_WRITTEN INSTRUCTION_.
Without the pictures, can you quote each line below exactly?

* * *

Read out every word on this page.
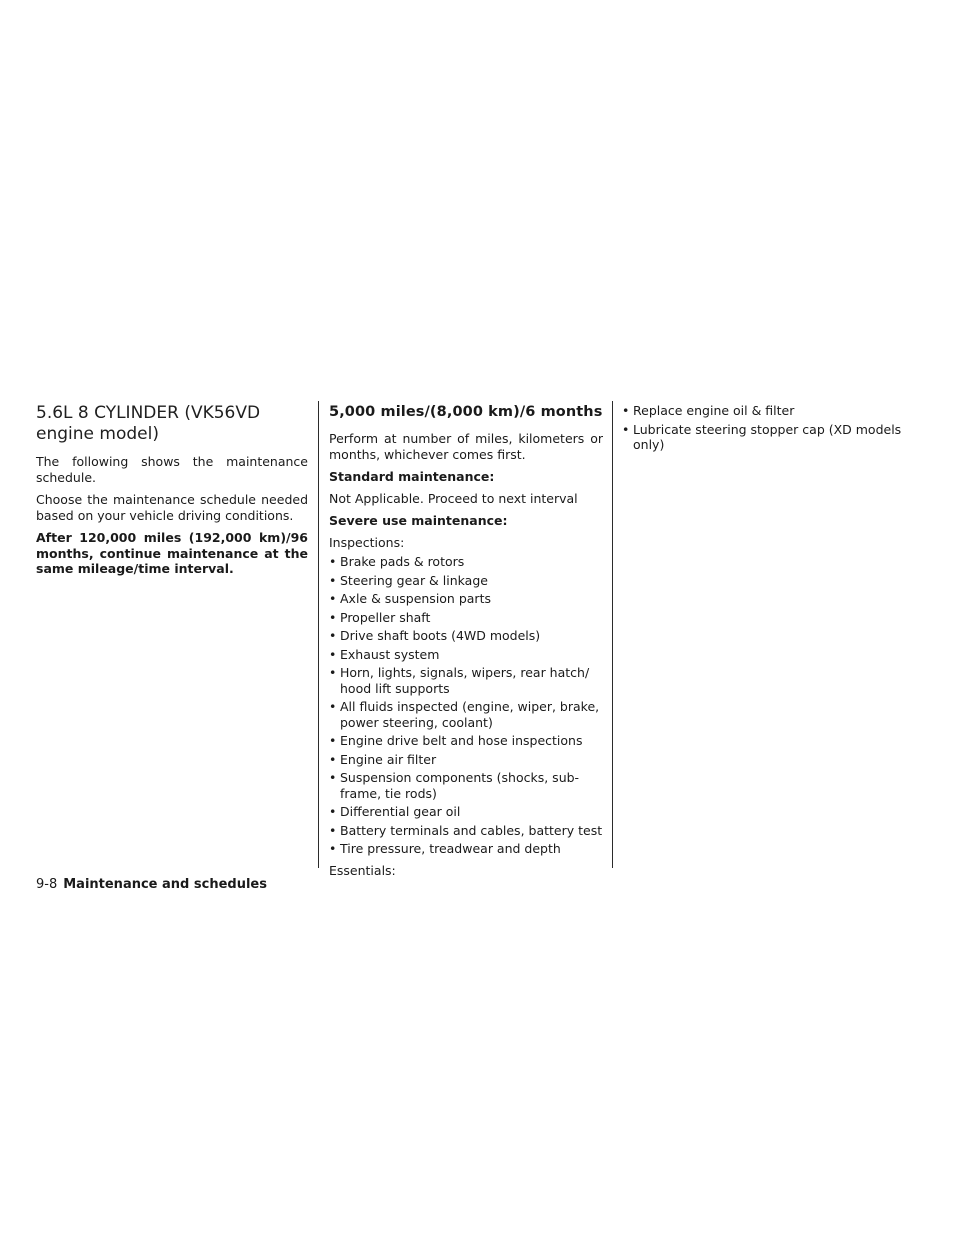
5.6L 8 CYLINDER (VK56VD engine model)

The following shows the maintenance schedule.

Choose the maintenance schedule needed based on your vehicle driving conditions.

After 120,000 miles (192,000 km)/96 months, continue maintenance at the same mileage/time interval.

5,000 miles/(8,000 km)/6 months

Perform at number of miles, kilometers or months, whichever comes first.

Standard maintenance:

Not Applicable. Proceed to next interval

Severe use maintenance:

Inspections:

• Brake pads & rotors
• Steering gear & linkage
• Axle & suspension parts
• Propeller shaft
• Drive shaft boots (4WD models)
• Exhaust system
• Horn, lights, signals, wipers, rear hatch/ hood lift supports
• All fluids inspected (engine, wiper, brake, power steering, coolant)
• Engine drive belt and hose inspections
• Engine air filter
• Suspension components (shocks, sub-frame, tie rods)
• Differential gear oil
• Battery terminals and cables, battery test
• Tire pressure, treadwear and depth

Essentials:

• Replace engine oil & filter
• Lubricate steering stopper cap (XD models only)
9-8 Maintenance and schedules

* * *

_CORRECT RESULT_.
Read out every word on this page.
5.6L 8 CYLINDER (VK56VD engine model)

The following shows the maintenance schedule.

Choose the maintenance schedule needed based on your vehicle driving conditions.

After 120,000 miles (192,000 km)/96 months, continue maintenance at the same mileage/time interval.

5,000 miles/(8,000 km)/6 months

Perform at number of miles, kilometers or months, whichever comes first.

Standard maintenance:

Not Applicable. Proceed to next interval

Severe use maintenance:

Inspections:

• Brake pads & rotors
• Steering gear & linkage
• Axle & suspension parts
• Propeller shaft
• Drive shaft boots (4WD models)
• Exhaust system
• Horn, lights, signals, wipers, rear hatch/ hood lift supports
• All fluids inspected (engine, wiper, brake, power steering, coolant)
• Engine drive belt and hose inspections
• Engine air filter
• Suspension components (shocks, sub-frame, tie rods)
• Differential gear oil
• Battery terminals and cables, battery test
• Tire pressure, treadwear and depth

Essentials:

• Replace engine oil & filter
• Lubricate steering stopper cap (XD models only)
9-8 Maintenance and schedules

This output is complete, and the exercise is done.